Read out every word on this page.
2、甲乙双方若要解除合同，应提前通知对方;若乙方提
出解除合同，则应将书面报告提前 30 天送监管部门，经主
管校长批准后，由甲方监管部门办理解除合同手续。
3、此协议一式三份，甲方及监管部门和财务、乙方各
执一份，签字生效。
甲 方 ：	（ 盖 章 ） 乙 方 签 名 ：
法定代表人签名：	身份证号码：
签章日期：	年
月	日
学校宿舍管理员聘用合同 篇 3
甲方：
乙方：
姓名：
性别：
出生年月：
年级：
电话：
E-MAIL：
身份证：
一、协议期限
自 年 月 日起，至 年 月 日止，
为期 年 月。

Exercise | Transcribe the whole listing exactly.

Exercise solution |
Read out every word on this page.
2、甲乙双方若要解除合同，应提前通知对方;若乙方提
出解除合同，则应将书面报告提前 30 天送监管部门，经主
管校长批准后，由甲方监管部门办理解除合同手续。
3、此协议一式三份，甲方及监管部门和财务、乙方各
执一份，签字生效。
甲 方 ：	（ 盖 章 ） 乙 方 签 名 ：
法定代表人签名：	身份证号码：
签章日期：	年
月	日
学校宿舍管理员聘用合同 篇 3
甲方：
乙方：
姓名：
性别：
出生年月：
年级：
电话：
E-MAIL：
身份证：
一、协议期限
自 年 月 日起，至 年 月 日止，
为期 年 月。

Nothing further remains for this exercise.